Task description: Copy every record word for word.

------------------------------------

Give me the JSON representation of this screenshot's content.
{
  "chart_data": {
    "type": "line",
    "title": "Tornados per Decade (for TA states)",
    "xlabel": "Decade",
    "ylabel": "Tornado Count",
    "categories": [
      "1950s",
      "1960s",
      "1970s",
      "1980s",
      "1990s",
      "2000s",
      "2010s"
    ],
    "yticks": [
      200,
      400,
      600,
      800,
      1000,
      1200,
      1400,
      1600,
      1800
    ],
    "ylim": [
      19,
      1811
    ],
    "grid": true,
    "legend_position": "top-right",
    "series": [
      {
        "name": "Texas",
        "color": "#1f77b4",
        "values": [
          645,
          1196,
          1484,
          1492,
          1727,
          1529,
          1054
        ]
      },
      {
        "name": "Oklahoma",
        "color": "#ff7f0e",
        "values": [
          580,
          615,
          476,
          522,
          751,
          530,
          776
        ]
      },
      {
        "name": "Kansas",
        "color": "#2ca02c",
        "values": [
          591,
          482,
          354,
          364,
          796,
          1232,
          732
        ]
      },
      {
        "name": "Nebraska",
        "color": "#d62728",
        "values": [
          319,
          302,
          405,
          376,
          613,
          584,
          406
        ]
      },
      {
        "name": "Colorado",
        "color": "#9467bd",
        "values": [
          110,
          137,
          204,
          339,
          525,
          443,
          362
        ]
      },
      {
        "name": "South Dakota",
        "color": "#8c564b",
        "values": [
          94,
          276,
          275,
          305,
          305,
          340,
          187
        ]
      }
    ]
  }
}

------------------------------------

Exercise response:
Give me the JSON representation of this screenshot's content.
{
  "chart_data": {
    "type": "line",
    "title": "Tornados per Decade (for TA states)",
    "xlabel": "Decade",
    "ylabel": "Tornado Count",
    "categories": [
      "1950s",
      "1960s",
      "1970s",
      "1980s",
      "1990s",
      "2000s",
      "2010s"
    ],
    "yticks": [
      200,
      400,
      600,
      800,
      1000,
      1200,
      1400,
      1600,
      1800
    ],
    "ylim": [
      19,
      1811
    ],
    "grid": true,
    "legend_position": "top-right",
    "series": [
      {
        "name": "Texas",
        "color": "#1f77b4",
        "values": [
          645,
          1196,
          1484,
          1492,
          1727,
          1529,
          1054
        ]
      },
      {
        "name": "Oklahoma",
        "color": "#ff7f0e",
        "values": [
          580,
          615,
          476,
          522,
          751,
          530,
          776
        ]
      },
      {
        "name": "Kansas",
        "color": "#2ca02c",
        "values": [
          591,
          482,
          354,
          364,
          796,
          1232,
          732
        ]
      },
      {
        "name": "Nebraska",
        "color": "#d62728",
        "values": [
          319,
          302,
          405,
          376,
          613,
          584,
          406
        ]
      },
      {
        "name": "Colorado",
        "color": "#9467bd",
        "values": [
          110,
          137,
          204,
          339,
          525,
          443,
          362
        ]
      },
      {
        "name": "South Dakota",
        "color": "#8c564b",
        "values": [
          94,
          276,
          275,
          305,
          305,
          340,
          187
        ]
      }
    ]
  }
}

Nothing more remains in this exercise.